→ RECORDS FOR THE EXERCISE:
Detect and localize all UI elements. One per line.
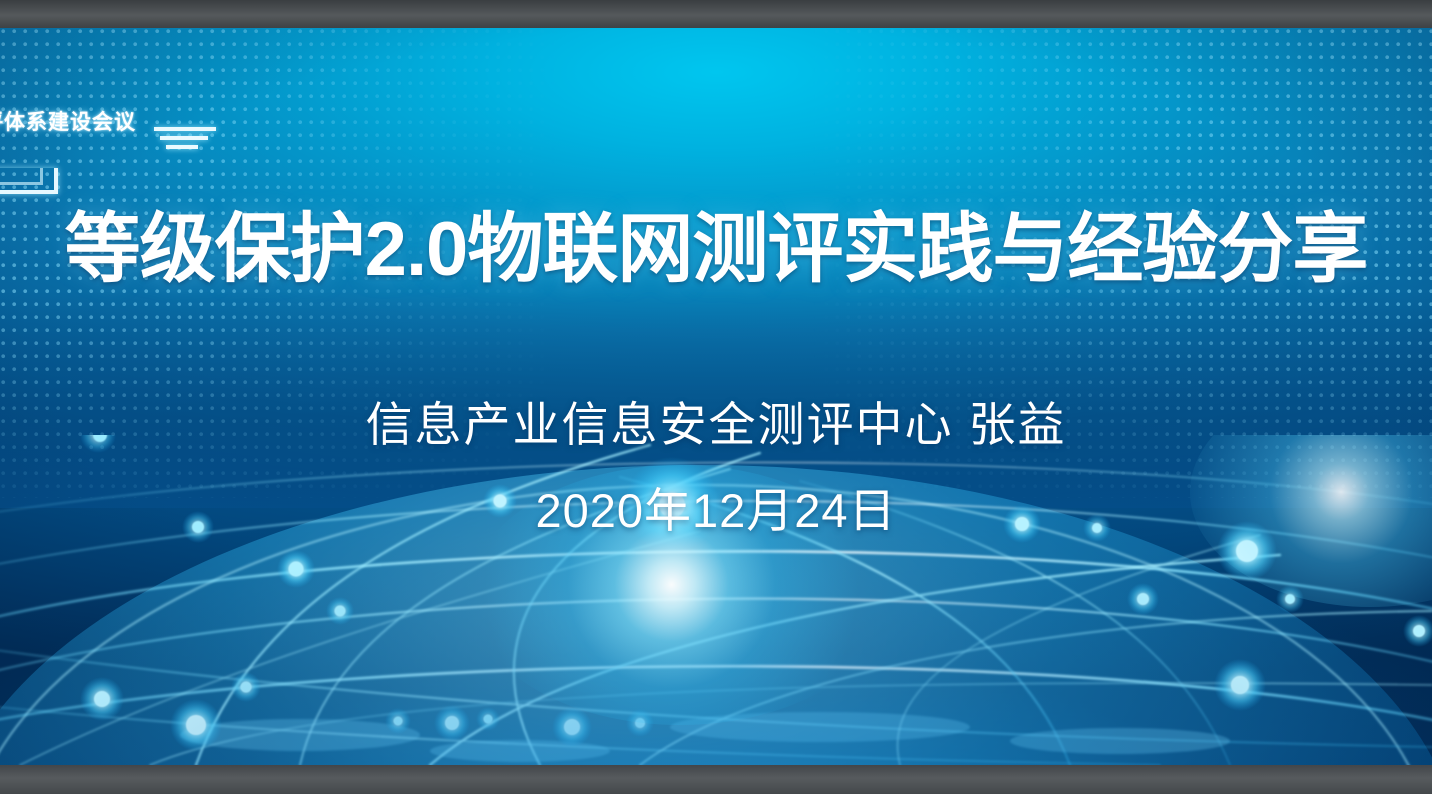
ribbon-speed-line-3 xyxy=(166,145,198,149)
slide-title: 等级保护2.0物联网测评实践与经验分享 xyxy=(0,210,1432,290)
ribbon-speed-line-2 xyxy=(160,136,208,140)
slide-canvas: 评体系建设会议 等级保护2.0物联网测评实践与经验分享 信息产业信息安全测评中心… xyxy=(0,28,1432,765)
slide-date-line: 2020年12月24日 xyxy=(0,472,1432,541)
ribbon-speed-line-1 xyxy=(154,127,216,131)
conference-ribbon-title: 评体系建设会议 xyxy=(0,106,136,136)
ribbon-corner-bracket-inner xyxy=(0,168,43,185)
conference-header-ribbon: 评体系建设会议 xyxy=(0,86,232,160)
slide-presenter-line: 信息产业信息安全测评中心 张益 xyxy=(0,386,1432,455)
window-chrome-top-bar xyxy=(0,0,1432,28)
presentation-slide-viewer: 评体系建设会议 等级保护2.0物联网测评实践与经验分享 信息产业信息安全测评中心… xyxy=(0,0,1432,794)
window-chrome-bottom-bar xyxy=(0,765,1432,794)
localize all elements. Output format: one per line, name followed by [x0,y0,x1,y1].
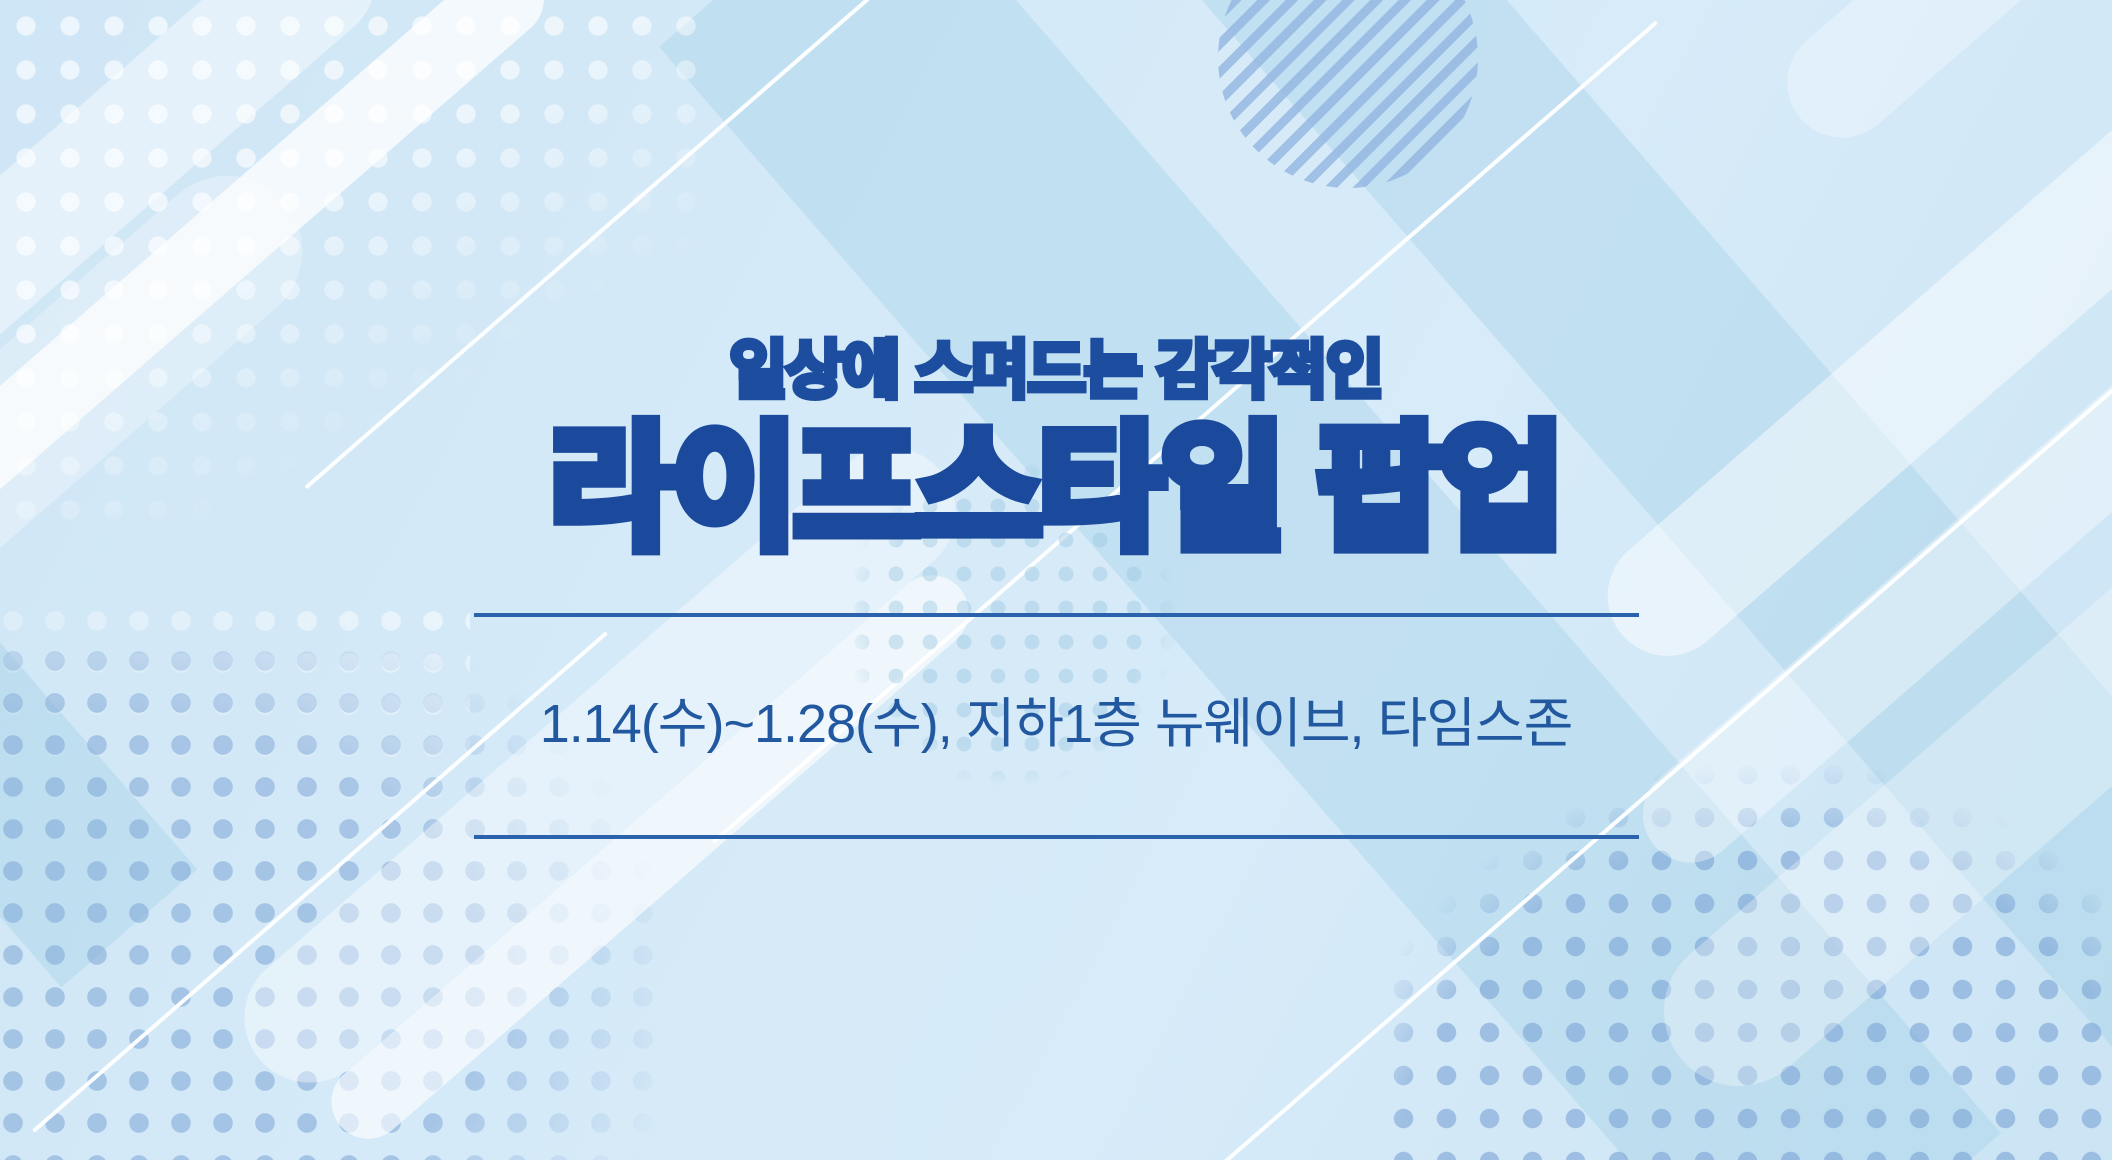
banner-headline: 라이프스타일 팝업 [550,421,1562,557]
meta-rule-bottom [474,835,1639,839]
banner-meta-block: 1.14(수)~1.28(수), 지하1층 뉴웨이브, 타임스존 [474,613,1639,839]
meta-rule-top [474,613,1639,617]
promo-banner: 일상에 스며드는 감각적인 라이프스타일 팝업 1.14(수)~1.28(수),… [0,0,2112,1160]
striped-circle-icon [1218,0,1478,188]
banner-eyebrow: 일상에 스며드는 감각적인 [729,340,1382,403]
banner-content: 일상에 스며드는 감각적인 라이프스타일 팝업 1.14(수)~1.28(수),… [0,340,2112,839]
banner-meta-text: 1.14(수)~1.28(수), 지하1층 뉴웨이브, 타임스존 [540,671,1573,781]
capsule-stripe-top-right [1765,0,2112,160]
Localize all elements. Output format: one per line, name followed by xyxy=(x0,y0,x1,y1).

→ WHAT TO PRODUCE: In the lines from the one containing "ribbon-speed-line-3 xyxy=(166,145,198,149)" up to and including the one containing "ribbon-corner-bracket-inner xyxy=(0,168,43,185)", rename "speed-line" to "motion-line". Reproduce only those lines, with everything else left unchanged.

→ THE RESPONSE:
ribbon-motion-line-3 xyxy=(166,145,198,149)
slide-title: 等级保护2.0物联网测评实践与经验分享 xyxy=(0,210,1432,290)
ribbon-motion-line-2 xyxy=(160,136,208,140)
slide-canvas: 评体系建设会议 等级保护2.0物联网测评实践与经验分享 信息产业信息安全测评中心… xyxy=(0,28,1432,765)
slide-date-line: 2020年12月24日 xyxy=(0,472,1432,541)
ribbon-motion-line-1 xyxy=(154,127,216,131)
conference-ribbon-title: 评体系建设会议 xyxy=(0,106,136,136)
ribbon-corner-bracket-inner xyxy=(0,168,43,185)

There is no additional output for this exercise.